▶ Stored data
— Start —
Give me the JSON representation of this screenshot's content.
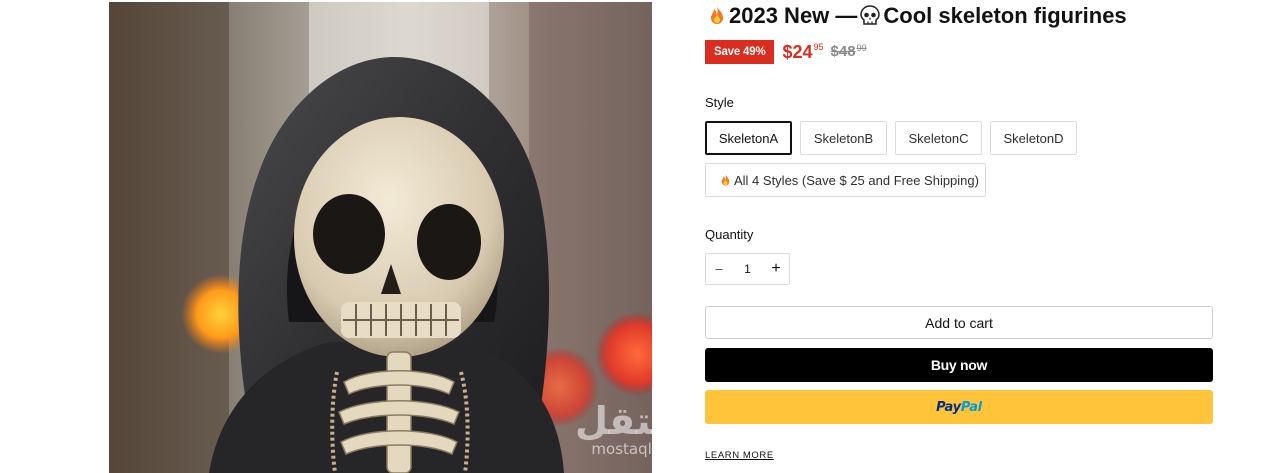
{
  "product": {
    "title_text": "2023 New —",
    "title_text2": "Cool skeleton figurines",
    "title_icons": [
      "fire-icon",
      "skull-icon"
    ],
    "image_alt": "Hooded skeleton figurine"
  },
  "price": {
    "save_badge": "Save 49%",
    "current_main": "$24",
    "current_cents": "95",
    "compare_main": "$48",
    "compare_cents": "99",
    "accent_color": "#da2c1f"
  },
  "style": {
    "label": "Style",
    "options": [
      {
        "label": "SkeletonA",
        "selected": true
      },
      {
        "label": "SkeletonB",
        "selected": false
      },
      {
        "label": "SkeletonC",
        "selected": false
      },
      {
        "label": "SkeletonD",
        "selected": false
      }
    ],
    "bundle_option": "All 4 Styles (Save  $ 25 and Free Shipping)"
  },
  "quantity": {
    "label": "Quantity",
    "value": "1",
    "minus": "−",
    "plus": "+"
  },
  "actions": {
    "add_to_cart": "Add to cart",
    "buy_now": "Buy now",
    "paypal_pay": "Pay",
    "paypal_pal": "Pal",
    "learn_more": "LEARN MORE"
  },
  "watermark": {
    "arabic": "مستقل",
    "latin": "mostaql.com"
  }
}
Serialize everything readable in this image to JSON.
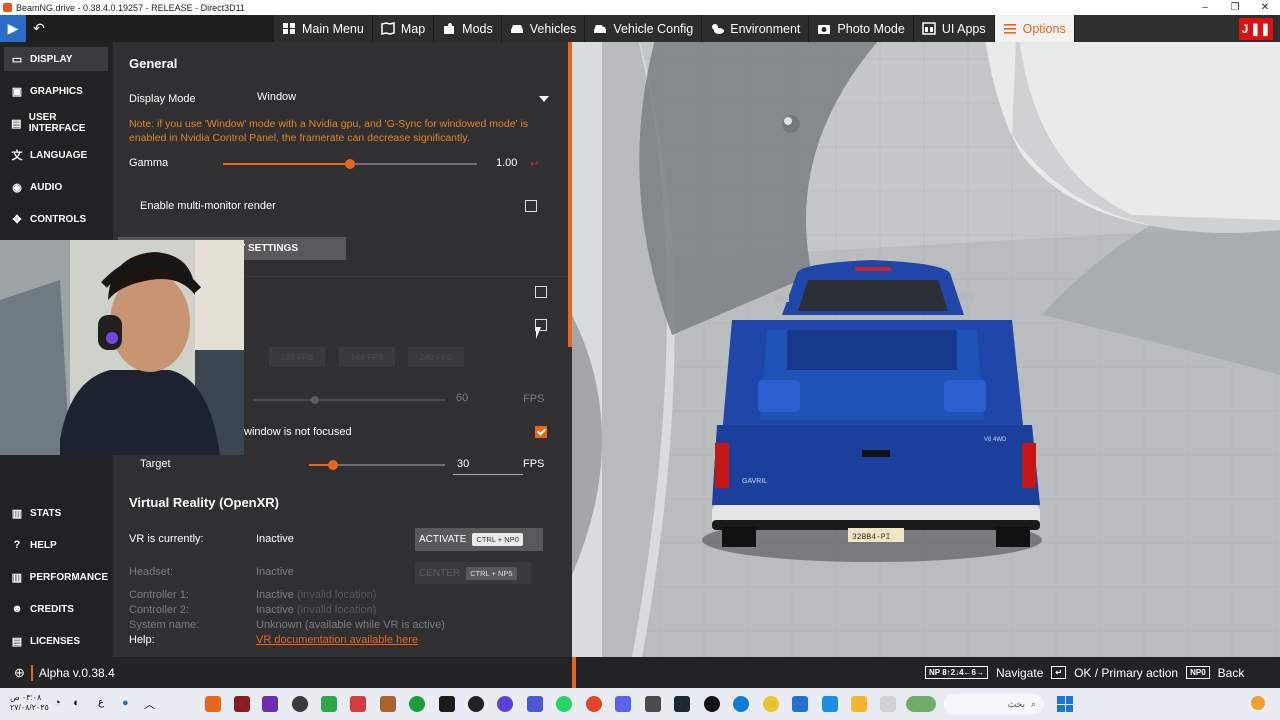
{
  "window": {
    "title": "BeamNG.drive - 0.38.4.0.19257 - RELEASE - Direct3D11",
    "controls": [
      "–",
      "❐",
      "✕"
    ]
  },
  "topnav": {
    "items": [
      {
        "label": "Main Menu",
        "icon": "grid-icon"
      },
      {
        "label": "Map",
        "icon": "map-icon"
      },
      {
        "label": "Mods",
        "icon": "puzzle-icon"
      },
      {
        "label": "Vehicles",
        "icon": "car-icon"
      },
      {
        "label": "Vehicle Config",
        "icon": "car-wrench-icon"
      },
      {
        "label": "Environment",
        "icon": "weather-icon"
      },
      {
        "label": "Photo Mode",
        "icon": "camera-icon"
      },
      {
        "label": "UI Apps",
        "icon": "ui-apps-icon"
      },
      {
        "label": "Options",
        "icon": "sliders-icon",
        "active": true
      }
    ],
    "right_badge": "J"
  },
  "sidebar": {
    "top": [
      {
        "label": "DISPLAY",
        "icon": "monitor-icon",
        "active": true
      },
      {
        "label": "GRAPHICS",
        "icon": "image-icon"
      },
      {
        "label": "USER INTERFACE",
        "icon": "window-icon"
      },
      {
        "label": "LANGUAGE",
        "icon": "translate-icon"
      },
      {
        "label": "AUDIO",
        "icon": "speaker-icon"
      },
      {
        "label": "CONTROLS",
        "icon": "controls-icon"
      }
    ],
    "bottom": [
      {
        "label": "STATS",
        "icon": "stats-icon"
      },
      {
        "label": "HELP",
        "icon": "help-icon"
      },
      {
        "label": "PERFORMANCE",
        "icon": "performance-icon"
      },
      {
        "label": "CREDITS",
        "icon": "credits-icon"
      },
      {
        "label": "LICENSES",
        "icon": "licenses-icon"
      }
    ]
  },
  "general": {
    "heading": "General",
    "display_mode_label": "Display Mode",
    "display_mode_value": "Window",
    "note": "Note: if you use 'Window' mode with a Nvidia gpu, and 'G-Sync for windowed mode' is enabled in Nvidia Control Panel, the framerate can decrease significantly.",
    "gamma_label": "Gamma",
    "gamma_value": "1.00",
    "gamma_level": 0.5,
    "multi_monitor_label": "Enable multi-monitor render",
    "multi_monitor_checked": false,
    "button_partial": "Y SETTINGS"
  },
  "framerate": {
    "chips": [
      "120 FPS",
      "144 FPS",
      "240 FPS"
    ],
    "limit_value": "60",
    "limit_unit": "FPS",
    "unfocused_label": "window is not focused",
    "unfocused_checked": true,
    "target_label": "Target",
    "target_value": "30",
    "target_unit": "FPS",
    "target_level": 0.18
  },
  "vr": {
    "heading": "Virtual Reality (OpenXR)",
    "status_label": "VR is currently:",
    "status_value": "Inactive",
    "activate_label": "ACTIVATE",
    "activate_key": "CTRL + NP0",
    "headset_label": "Headset:",
    "headset_value": "Inactive",
    "center_label": "CENTER",
    "center_key": "CTRL + NP5",
    "controller1_label": "Controller 1:",
    "controller1_value": "Inactive",
    "controller1_note": "(invalid location)",
    "controller2_label": "Controller 2:",
    "controller2_value": "Inactive",
    "controller2_note": "(invalid location)",
    "system_label": "System name:",
    "system_value": "Unknown (available while VR is active)",
    "help_label": "Help:",
    "help_link": "VR documentation available here"
  },
  "bottombar": {
    "version": "Alpha v.0.38.4",
    "nav_keys": "NP 8↑2↓4←6→",
    "navigate_label": "Navigate",
    "ok_label": "OK / Primary action",
    "back_key": "NP0",
    "back_label": "Back"
  },
  "vehicle": {
    "badge": "GAVRIL",
    "plate": "32BB4-PI",
    "engine_badge": "V8 4WD"
  },
  "taskbar": {
    "time": "٠٣:٠٨ ص",
    "date": "٢٧/٠٨/٢٠٢٥",
    "lang": "ع",
    "search_placeholder": "بحث"
  },
  "colors": {
    "accent": "#e8661c",
    "panel": "#303032",
    "sidebar": "#222224",
    "truck": "#1f46a8"
  }
}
— End —
▶ Written exercise
Every entry above should be duplicated exactly. Do not include the images.

▶ Response to the exercise
Give me the JSON representation of this screenshot's content.
{
  "product": {
    "title_text": "2023 New —",
    "title_text2": "Cool skeleton figurines",
    "title_icons": [
      "fire-icon",
      "skull-icon"
    ],
    "image_alt": "Hooded skeleton figurine"
  },
  "price": {
    "save_badge": "Save 49%",
    "current_main": "$24",
    "current_cents": "95",
    "compare_main": "$48",
    "compare_cents": "99",
    "accent_color": "#da2c1f"
  },
  "style": {
    "label": "Style",
    "options": [
      {
        "label": "SkeletonA",
        "selected": true
      },
      {
        "label": "SkeletonB",
        "selected": false
      },
      {
        "label": "SkeletonC",
        "selected": false
      },
      {
        "label": "SkeletonD",
        "selected": false
      }
    ],
    "bundle_option": "All 4 Styles (Save  $ 25 and Free Shipping)"
  },
  "quantity": {
    "label": "Quantity",
    "value": "1",
    "minus": "−",
    "plus": "+"
  },
  "actions": {
    "add_to_cart": "Add to cart",
    "buy_now": "Buy now",
    "paypal_pay": "Pay",
    "paypal_pal": "Pal",
    "learn_more": "LEARN MORE"
  },
  "watermark": {
    "arabic": "مستقل",
    "latin": "mostaql.com"
  }
}
Serialize everything readable in this image to JSON.
{
  "window": {
    "title": "BeamNG.drive - 0.38.4.0.19257 - RELEASE - Direct3D11",
    "controls": [
      "–",
      "❐",
      "✕"
    ]
  },
  "topnav": {
    "items": [
      {
        "label": "Main Menu",
        "icon": "grid-icon"
      },
      {
        "label": "Map",
        "icon": "map-icon"
      },
      {
        "label": "Mods",
        "icon": "puzzle-icon"
      },
      {
        "label": "Vehicles",
        "icon": "car-icon"
      },
      {
        "label": "Vehicle Config",
        "icon": "car-wrench-icon"
      },
      {
        "label": "Environment",
        "icon": "weather-icon"
      },
      {
        "label": "Photo Mode",
        "icon": "camera-icon"
      },
      {
        "label": "UI Apps",
        "icon": "ui-apps-icon"
      },
      {
        "label": "Options",
        "icon": "sliders-icon",
        "active": true
      }
    ],
    "right_badge": "J"
  },
  "sidebar": {
    "top": [
      {
        "label": "DISPLAY",
        "icon": "monitor-icon",
        "active": true
      },
      {
        "label": "GRAPHICS",
        "icon": "image-icon"
      },
      {
        "label": "USER INTERFACE",
        "icon": "window-icon"
      },
      {
        "label": "LANGUAGE",
        "icon": "translate-icon"
      },
      {
        "label": "AUDIO",
        "icon": "speaker-icon"
      },
      {
        "label": "CONTROLS",
        "icon": "controls-icon"
      }
    ],
    "bottom": [
      {
        "label": "STATS",
        "icon": "stats-icon"
      },
      {
        "label": "HELP",
        "icon": "help-icon"
      },
      {
        "label": "PERFORMANCE",
        "icon": "performance-icon"
      },
      {
        "label": "CREDITS",
        "icon": "credits-icon"
      },
      {
        "label": "LICENSES",
        "icon": "licenses-icon"
      }
    ]
  },
  "general": {
    "heading": "General",
    "display_mode_label": "Display Mode",
    "display_mode_value": "Window",
    "note": "Note: if you use 'Window' mode with a Nvidia gpu, and 'G-Sync for windowed mode' is enabled in Nvidia Control Panel, the framerate can decrease significantly.",
    "gamma_label": "Gamma",
    "gamma_value": "1.00",
    "gamma_level": 0.5,
    "multi_monitor_label": "Enable multi-monitor render",
    "multi_monitor_checked": false,
    "button_partial": "Y SETTINGS"
  },
  "framerate": {
    "chips": [
      "120 FPS",
      "144 FPS",
      "240 FPS"
    ],
    "limit_value": "60",
    "limit_unit": "FPS",
    "unfocused_label": "window is not focused",
    "unfocused_checked": true,
    "target_label": "Target",
    "target_value": "30",
    "target_unit": "FPS",
    "target_level": 0.18
  },
  "vr": {
    "heading": "Virtual Reality (OpenXR)",
    "status_label": "VR is currently:",
    "status_value": "Inactive",
    "activate_label": "ACTIVATE",
    "activate_key": "CTRL + NP0",
    "headset_label": "Headset:",
    "headset_value": "Inactive",
    "center_label": "CENTER",
    "center_key": "CTRL + NP5",
    "controller1_label": "Controller 1:",
    "controller1_value": "Inactive",
    "controller1_note": "(invalid location)",
    "controller2_label": "Controller 2:",
    "controller2_value": "Inactive",
    "controller2_note": "(invalid location)",
    "system_label": "System name:",
    "system_value": "Unknown (available while VR is active)",
    "help_label": "Help:",
    "help_link": "VR documentation available here"
  },
  "bottombar": {
    "version": "Alpha v.0.38.4",
    "nav_keys": "NP 8↑2↓4←6→",
    "navigate_label": "Navigate",
    "ok_label": "OK / Primary action",
    "back_key": "NP0",
    "back_label": "Back"
  },
  "vehicle": {
    "badge": "GAVRIL",
    "plate": "32BB4-PI",
    "engine_badge": "V8 4WD"
  },
  "taskbar": {
    "time": "٠٣:٠٨ ص",
    "date": "٢٧/٠٨/٢٠٢٥",
    "lang": "ع",
    "search_placeholder": "بحث"
  },
  "colors": {
    "accent": "#e8661c",
    "panel": "#303032",
    "sidebar": "#222224",
    "truck": "#1f46a8"
  }
}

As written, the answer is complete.